[START GIVEN RECORDS]

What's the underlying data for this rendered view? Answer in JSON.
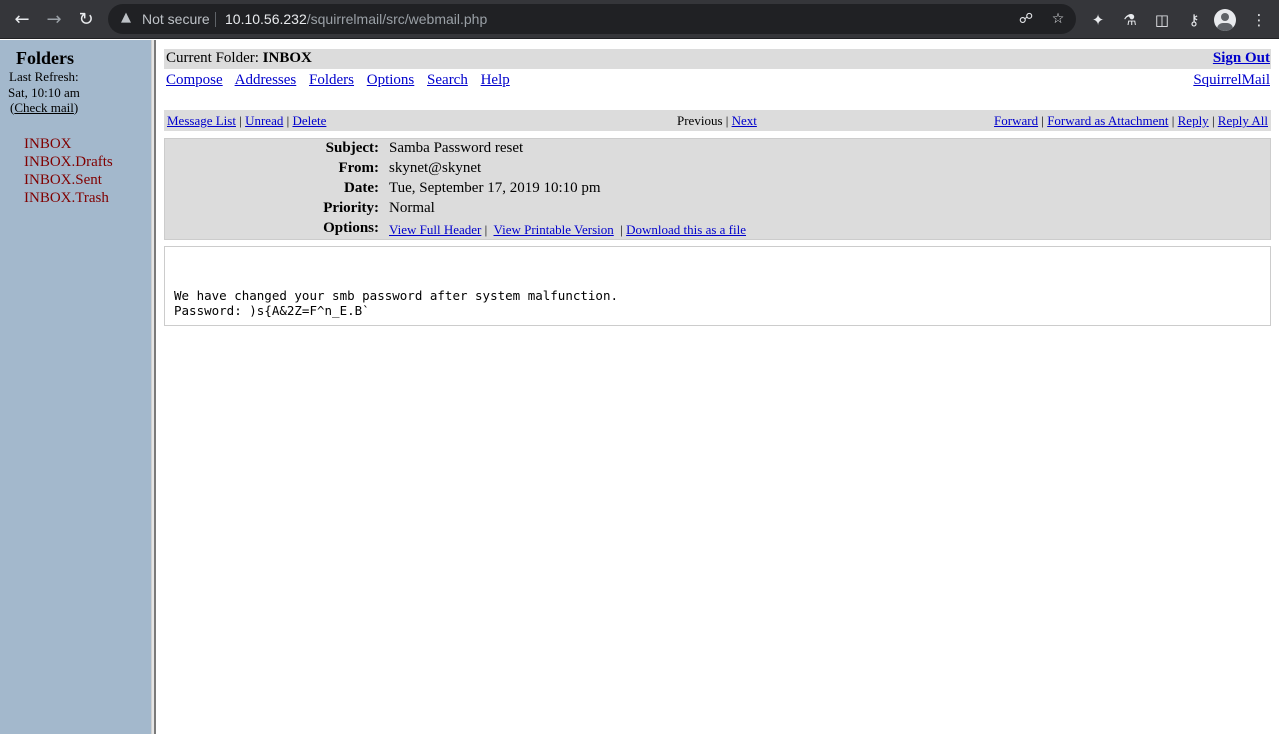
{
  "browser": {
    "security_label": "Not secure",
    "url_host": "10.10.56.232",
    "url_path": "/squirrelmail/src/webmail.php"
  },
  "left": {
    "title": "Folders",
    "last_refresh_label": "Last Refresh:",
    "last_refresh_time": "Sat, 10:10 am",
    "check_mail_open": "(",
    "check_mail_label": "Check mail",
    "check_mail_close": ")",
    "folders": [
      "INBOX",
      "INBOX.Drafts",
      "INBOX.Sent",
      "INBOX.Trash"
    ]
  },
  "top": {
    "current_folder_label": "Current Folder: ",
    "current_folder": "INBOX",
    "sign_out": "Sign Out",
    "menu": [
      "Compose",
      "Addresses",
      "Folders",
      "Options",
      "Search",
      "Help"
    ],
    "brand": "SquirrelMail"
  },
  "actions": {
    "message_list": "Message List",
    "unread": "Unread",
    "delete": "Delete",
    "previous": "Previous",
    "next": "Next",
    "forward": "Forward",
    "forward_attachment": "Forward as Attachment",
    "reply": "Reply",
    "reply_all": "Reply All",
    "separator": " | "
  },
  "message": {
    "subject_label": "Subject:",
    "subject": "Samba Password reset",
    "from_label": "From:",
    "from": "skynet@skynet",
    "date_label": "Date:",
    "date": "Tue, September 17, 2019 10:10 pm",
    "priority_label": "Priority:",
    "priority": "Normal",
    "options_label": "Options:",
    "view_full_header": "View Full Header",
    "view_printable": "View Printable Version",
    "download": "Download this as a file",
    "body": "We have changed your smb password after system malfunction.\nPassword: )s{A&2Z=F^n_E.B`"
  }
}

[END GIVEN RECORDS]

◆ YOUR TASK: In the records above, locate each line with the word "this". Copy all such lines.

◆ COMPLETE RESPONSE:
What's the underlying data for this rendered view? Answer in JSON.
    "download": "Download this as a file",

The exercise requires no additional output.